Turn every line of the listing below into a row of a Markdown table with two columns, No. and Entry, where No. holds the row number and Entry holds the line. Leave out any blank lines.
─── STORED ROWS ───
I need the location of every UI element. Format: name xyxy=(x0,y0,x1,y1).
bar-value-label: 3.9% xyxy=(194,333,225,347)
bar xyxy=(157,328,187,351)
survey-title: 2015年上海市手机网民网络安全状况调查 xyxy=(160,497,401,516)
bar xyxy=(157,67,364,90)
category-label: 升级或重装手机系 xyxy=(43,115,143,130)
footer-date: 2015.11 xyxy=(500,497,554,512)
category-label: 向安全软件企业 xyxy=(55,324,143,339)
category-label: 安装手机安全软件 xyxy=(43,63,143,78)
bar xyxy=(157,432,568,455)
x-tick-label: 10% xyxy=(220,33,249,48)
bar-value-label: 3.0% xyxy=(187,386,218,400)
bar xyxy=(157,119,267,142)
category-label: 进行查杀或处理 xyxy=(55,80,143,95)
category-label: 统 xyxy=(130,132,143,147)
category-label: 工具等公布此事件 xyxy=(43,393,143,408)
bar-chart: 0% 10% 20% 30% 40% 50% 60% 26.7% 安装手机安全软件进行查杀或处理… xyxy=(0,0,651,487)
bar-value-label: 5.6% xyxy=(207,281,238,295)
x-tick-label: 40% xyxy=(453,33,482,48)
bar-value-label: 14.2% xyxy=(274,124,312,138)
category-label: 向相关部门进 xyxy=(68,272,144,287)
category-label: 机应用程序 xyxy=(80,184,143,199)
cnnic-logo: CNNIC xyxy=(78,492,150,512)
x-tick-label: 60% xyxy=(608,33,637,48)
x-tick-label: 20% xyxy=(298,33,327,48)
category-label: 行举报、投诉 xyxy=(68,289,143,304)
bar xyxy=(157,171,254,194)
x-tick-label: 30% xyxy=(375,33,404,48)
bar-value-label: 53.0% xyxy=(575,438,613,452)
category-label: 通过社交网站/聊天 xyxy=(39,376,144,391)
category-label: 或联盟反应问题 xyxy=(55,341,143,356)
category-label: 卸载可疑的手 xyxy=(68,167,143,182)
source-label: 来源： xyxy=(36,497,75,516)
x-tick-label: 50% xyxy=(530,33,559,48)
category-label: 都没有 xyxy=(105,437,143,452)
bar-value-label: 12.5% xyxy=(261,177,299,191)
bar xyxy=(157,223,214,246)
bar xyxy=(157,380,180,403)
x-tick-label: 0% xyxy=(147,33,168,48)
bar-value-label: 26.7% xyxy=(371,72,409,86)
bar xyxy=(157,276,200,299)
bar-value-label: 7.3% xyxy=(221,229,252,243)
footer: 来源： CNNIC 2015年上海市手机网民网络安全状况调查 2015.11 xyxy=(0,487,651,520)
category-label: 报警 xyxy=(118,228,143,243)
───
## TASK RESULT
| No. | Entry |
|---|---|
| 1 | I need the location of every UI element. Format: name xyxy=(x0,y0,x1,y1). |
| 2 | bar-value-label: 3.9% xyxy=(194,333,225,347) |
| 3 | bar xyxy=(157,328,187,351) |
| 4 | survey-title: 2015年上海市手机网民网络安全状况调查 xyxy=(160,497,401,516) |
| 5 | bar xyxy=(157,67,364,90) |
| 6 | category-label: 升级或重装手机系 xyxy=(43,115,143,130) |
| 7 | footer-date: 2015.11 xyxy=(500,497,554,512) |
| 8 | category-label: 向安全软件企业 xyxy=(55,324,143,339) |
| 9 | category-label: 安装手机安全软件 xyxy=(43,63,143,78) |
| 10 | bar xyxy=(157,432,568,455) |
| 11 | x-tick-label: 10% xyxy=(220,33,249,48) |
| 12 | bar-value-label: 3.0% xyxy=(187,386,218,400) |
| 13 | bar xyxy=(157,119,267,142) |
| 14 | category-label: 进行查杀或处理 xyxy=(55,80,143,95) |
| 15 | category-label: 统 xyxy=(130,132,143,147) |
| 16 | category-label: 工具等公布此事件 xyxy=(43,393,143,408) |
| 17 | bar-chart: 0% 10% 20% 30% 40% 50% 60% 26.7% 安装手机安全软件进行查杀或处理… xyxy=(0,0,651,487) |
| 18 | bar-value-label: 5.6% xyxy=(207,281,238,295) |
| 19 | x-tick-label: 40% xyxy=(453,33,482,48) |
| 20 | bar-value-label: 14.2% xyxy=(274,124,312,138) |
| 21 | category-label: 向相关部门进 xyxy=(68,272,144,287) |
| 22 | category-label: 机应用程序 xyxy=(80,184,143,199) |
| 23 | cnnic-logo: CNNIC xyxy=(78,492,150,512) |
| 24 | x-tick-label: 60% xyxy=(608,33,637,48) |
| 25 | x-tick-label: 20% xyxy=(298,33,327,48) |
| 26 | category-label: 行举报、投诉 xyxy=(68,289,143,304) |
| 27 | bar xyxy=(157,171,254,194) |
| 28 | x-tick-label: 30% xyxy=(375,33,404,48) |
| 29 | bar-value-label: 53.0% xyxy=(575,438,613,452) |
| 30 | category-label: 通过社交网站/聊天 xyxy=(39,376,144,391) |
| 31 | category-label: 或联盟反应问题 xyxy=(55,341,143,356) |
| 32 | category-label: 卸载可疑的手 xyxy=(68,167,143,182) |
| 33 | source-label: 来源： xyxy=(36,497,75,516) |
| 34 | x-tick-label: 50% xyxy=(530,33,559,48) |
| 35 | category-label: 都没有 xyxy=(105,437,143,452) |
| 36 | bar-value-label: 12.5% xyxy=(261,177,299,191) |
| 37 | bar xyxy=(157,223,214,246) |
| 38 | bar xyxy=(157,380,180,403) |
| 39 | x-tick-label: 0% xyxy=(147,33,168,48) |
| 40 | bar-value-label: 26.7% xyxy=(371,72,409,86) |
| 41 | bar xyxy=(157,276,200,299) |
| 42 | bar-value-label: 7.3% xyxy=(221,229,252,243) |
| 43 | footer: 来源： CNNIC 2015年上海市手机网民网络安全状况调查 2015.11 xyxy=(0,487,651,520) |
| 44 | category-label: 报警 xyxy=(118,228,143,243) |